═════ Records supplied ═════
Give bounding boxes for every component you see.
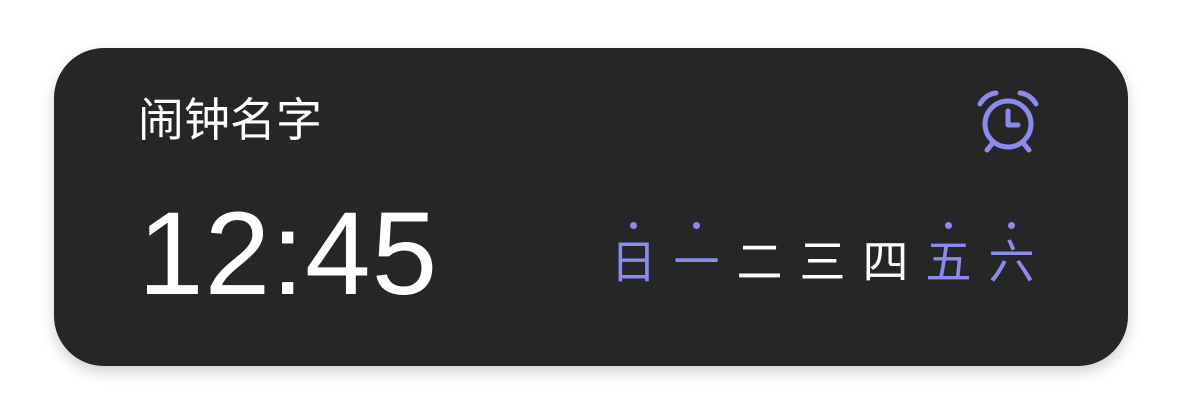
day-label: 四 [862, 235, 909, 289]
alarm-card[interactable]: 闹钟名字 12:45 日 一 二 三 [54, 48, 1128, 366]
day-label: 日 [610, 235, 657, 289]
inactive-dot [819, 222, 826, 229]
alarm-name: 闹钟名字 [138, 93, 322, 147]
day-friday: 五 [924, 216, 973, 296]
day-thursday: 四 [861, 216, 910, 296]
active-dot [1008, 222, 1015, 229]
day-wednesday: 三 [798, 216, 847, 296]
day-label: 六 [988, 235, 1035, 289]
day-label: 五 [925, 235, 972, 289]
day-label: 二 [736, 235, 783, 289]
day-monday: 一 [672, 216, 721, 296]
day-label: 一 [673, 235, 720, 289]
active-dot [630, 222, 637, 229]
inactive-dot [882, 222, 889, 229]
inactive-dot [756, 222, 763, 229]
day-sunday: 日 [609, 216, 658, 296]
alarm-clock-icon [974, 88, 1042, 156]
day-label: 三 [799, 235, 846, 289]
active-dot [693, 222, 700, 229]
alarm-time: 12:45 [138, 188, 439, 320]
day-tuesday: 二 [735, 216, 784, 296]
day-saturday: 六 [987, 216, 1036, 296]
repeat-days: 日 一 二 三 四 五 六 [609, 216, 1036, 296]
active-dot [945, 222, 952, 229]
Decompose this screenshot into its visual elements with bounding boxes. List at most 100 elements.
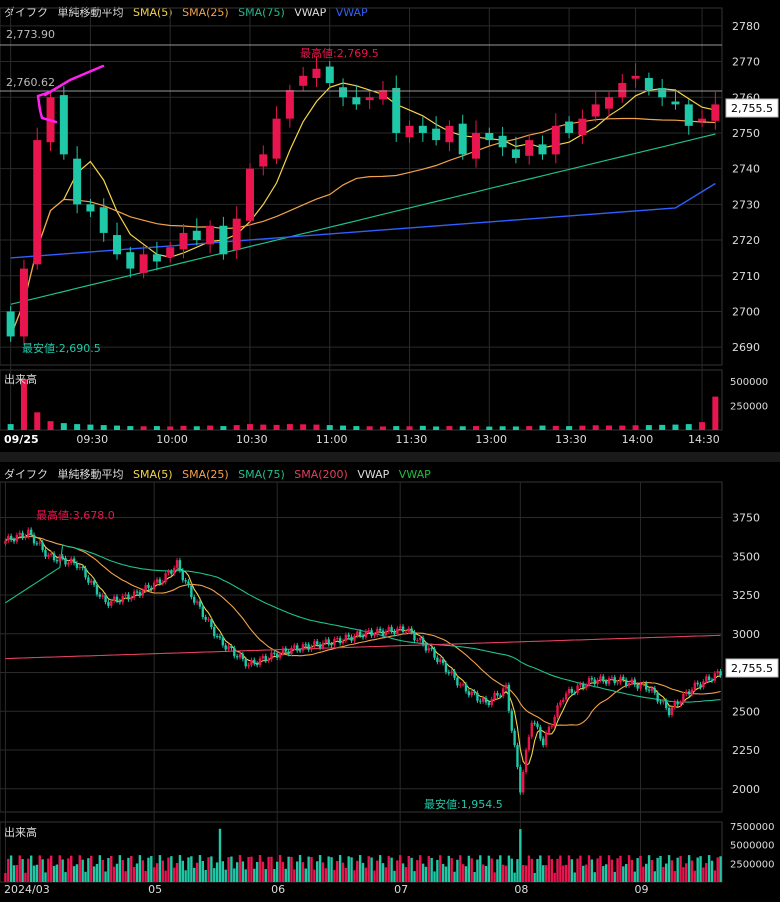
volume-bar <box>513 872 516 882</box>
candle-body <box>115 596 119 601</box>
candle-body <box>633 679 636 685</box>
volume-bar <box>539 425 546 430</box>
candle-body <box>272 118 281 159</box>
candle-body <box>241 654 245 660</box>
daily-chart-panel[interactable]: ダイフク 単純移動平均 SMA(5) SMA(25) SMA(75) SMA(2… <box>0 462 780 902</box>
volume-bar <box>512 426 519 430</box>
volume-bar <box>566 426 573 430</box>
candle-body <box>530 722 533 737</box>
volume-bar <box>101 859 104 882</box>
candle-body <box>544 732 548 746</box>
x-tick-label: 11:30 <box>396 433 428 446</box>
volume-bar <box>350 857 353 882</box>
x-tick-label: 11:00 <box>316 433 348 446</box>
volume-bar <box>501 864 505 882</box>
candle-body <box>221 637 225 646</box>
sma75-line <box>5 544 721 703</box>
volume-bar <box>144 870 147 882</box>
candle-body <box>104 595 107 603</box>
volume-bar <box>324 868 328 882</box>
volume-bar <box>264 869 267 882</box>
candle-body <box>353 635 356 641</box>
candle-body <box>73 158 82 205</box>
volume-bar <box>173 867 176 882</box>
volume-bar <box>284 868 287 882</box>
legend-title: 単純移動平均 <box>57 468 124 481</box>
candle-body <box>130 597 133 600</box>
candle-body <box>392 87 401 133</box>
candle-body <box>682 694 685 703</box>
volume-bar <box>406 426 413 430</box>
annotation-arrow-pen <box>36 64 105 124</box>
volume-bar <box>4 873 7 882</box>
volume-bar <box>338 855 342 882</box>
volume-bar <box>158 855 162 882</box>
candle-body <box>147 584 150 588</box>
volume-bar <box>393 870 396 882</box>
candle-body <box>659 701 662 703</box>
candle-body <box>316 641 319 645</box>
candle-body <box>347 634 350 637</box>
volume-bar <box>241 861 245 882</box>
candle-body <box>18 532 21 535</box>
candle-body <box>78 567 82 569</box>
candle-body <box>158 579 162 584</box>
candle-body <box>98 594 102 597</box>
candle-body <box>90 580 93 583</box>
candle-body <box>67 562 70 565</box>
candle-body <box>479 700 482 702</box>
volume-bar <box>582 865 585 882</box>
candle-body <box>358 631 362 636</box>
volume-bar <box>379 426 386 430</box>
candle-body <box>418 125 427 133</box>
vwap-line <box>10 182 716 259</box>
intraday-legend: ダイフク 単純移動平均 SMA(5) SMA(25) SMA(75) VWAP … <box>4 4 374 20</box>
candle-body <box>227 646 230 650</box>
candle-body <box>390 627 393 632</box>
volume-bar <box>78 855 82 882</box>
candle-body <box>430 648 433 650</box>
volume-bar <box>493 872 496 882</box>
candle-body <box>487 702 491 706</box>
volume-bar <box>510 858 513 882</box>
volume-bar <box>685 863 688 882</box>
candle-body <box>565 121 574 133</box>
candle-body <box>138 592 142 596</box>
volume-bar <box>696 857 699 882</box>
candle-body <box>665 700 668 708</box>
candle-body <box>421 637 425 645</box>
candle-body <box>567 688 571 694</box>
volume-bar <box>110 855 113 882</box>
legend-sma25: SMA(25) <box>182 6 229 19</box>
candle-body <box>224 645 227 650</box>
volume-bar <box>100 425 107 430</box>
candle-body <box>702 681 705 688</box>
volume-bar <box>605 425 612 430</box>
volume-bar <box>596 858 599 882</box>
volume-bar <box>547 855 551 882</box>
y-tick-label: 2770 <box>732 56 760 69</box>
candle-body <box>70 558 73 563</box>
volume-bar <box>616 858 619 882</box>
volume-bar <box>419 425 426 430</box>
candle-body <box>313 641 316 647</box>
volume-bar <box>64 872 67 882</box>
low-marker-label: 最安値:1,954.5 <box>424 797 503 811</box>
intraday-chart-panel[interactable]: ダイフク 単純移動平均 SMA(5) SMA(25) SMA(75) VWAP … <box>0 0 780 452</box>
volume-bar <box>579 855 582 882</box>
candle-body <box>9 535 13 540</box>
candle-body <box>710 680 714 682</box>
volume-bar <box>719 856 722 882</box>
volume-bar <box>164 870 167 882</box>
volume-label: 出来高 <box>4 372 37 386</box>
candle-body <box>405 125 414 138</box>
candle-body <box>330 644 333 646</box>
candle-body <box>627 682 631 686</box>
volume-bar <box>204 869 207 882</box>
candle-body <box>235 656 239 658</box>
volume-bar <box>693 870 697 882</box>
volume-bar <box>147 857 150 882</box>
volume-bar <box>87 858 90 882</box>
candle-body <box>684 104 693 126</box>
volume-bar <box>499 855 502 882</box>
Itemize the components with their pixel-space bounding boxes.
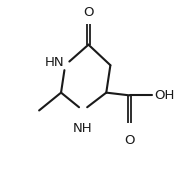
Text: HN: HN	[44, 56, 64, 69]
Text: NH: NH	[73, 122, 93, 135]
Text: OH: OH	[154, 89, 175, 102]
Text: O: O	[124, 134, 135, 147]
Text: O: O	[83, 6, 94, 19]
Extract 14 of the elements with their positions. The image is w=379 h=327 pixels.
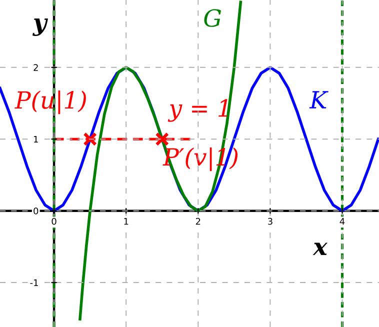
x-tick-label: 1 — [124, 218, 128, 225]
x-axis-title: x — [312, 242, 328, 256]
y-axis-title: y — [32, 18, 48, 36]
series-label: K — [309, 91, 328, 108]
x-tick-label: 3 — [268, 218, 272, 225]
x-tick-label: 2 — [196, 218, 200, 225]
series-label: G — [204, 9, 221, 27]
y-tick-label: 2 — [34, 64, 38, 71]
x-tick-label: 4 — [340, 218, 345, 225]
series-label: y = 1 — [168, 99, 228, 122]
y-tick-label: 0 — [34, 208, 38, 214]
y-tick-label: -1 — [30, 279, 38, 286]
x-tick-label: 0 — [52, 218, 56, 225]
y-tick-label: 1 — [34, 136, 38, 143]
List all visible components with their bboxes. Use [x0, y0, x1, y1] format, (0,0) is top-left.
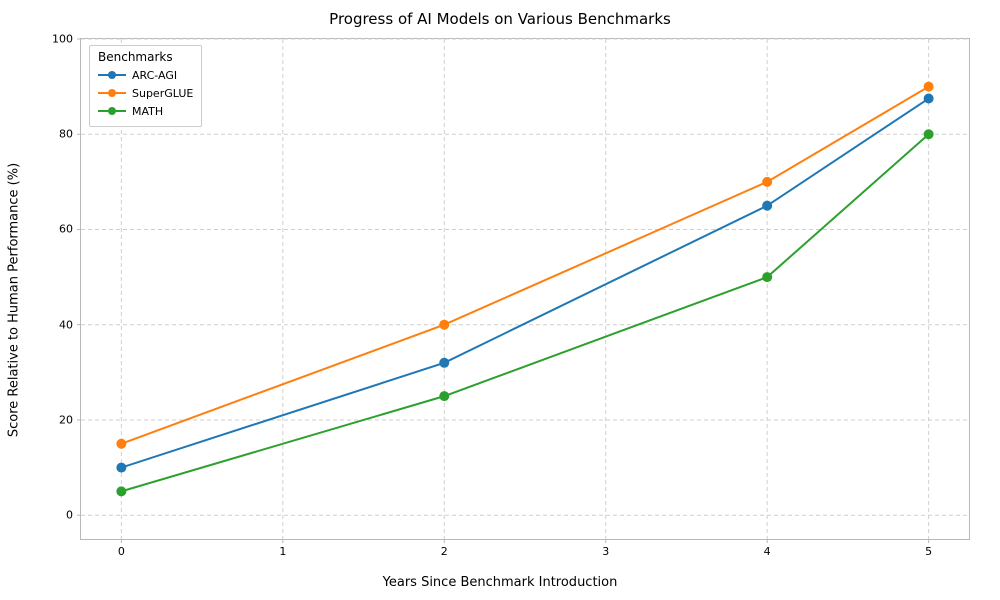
═════
Task to complete — Extract every line of the items that contains the string "単純移動平均", treating uppercase and lowercase letters as distinct.

Exercise response —
daily-chart-panel[interactable]: ダイフク 単純移動平均 SMA(5) SMA(25) SMA(75) SMA(2… <box>0 462 780 902</box>
legend-title: 単純移動平均 <box>57 468 124 481</box>
intraday-legend: ダイフク 単純移動平均 SMA(5) SMA(25) SMA(75) VWAP … <box>4 4 374 20</box>
intraday-chart-panel[interactable]: ダイフク 単純移動平均 SMA(5) SMA(25) SMA(75) VWAP … <box>0 0 780 452</box>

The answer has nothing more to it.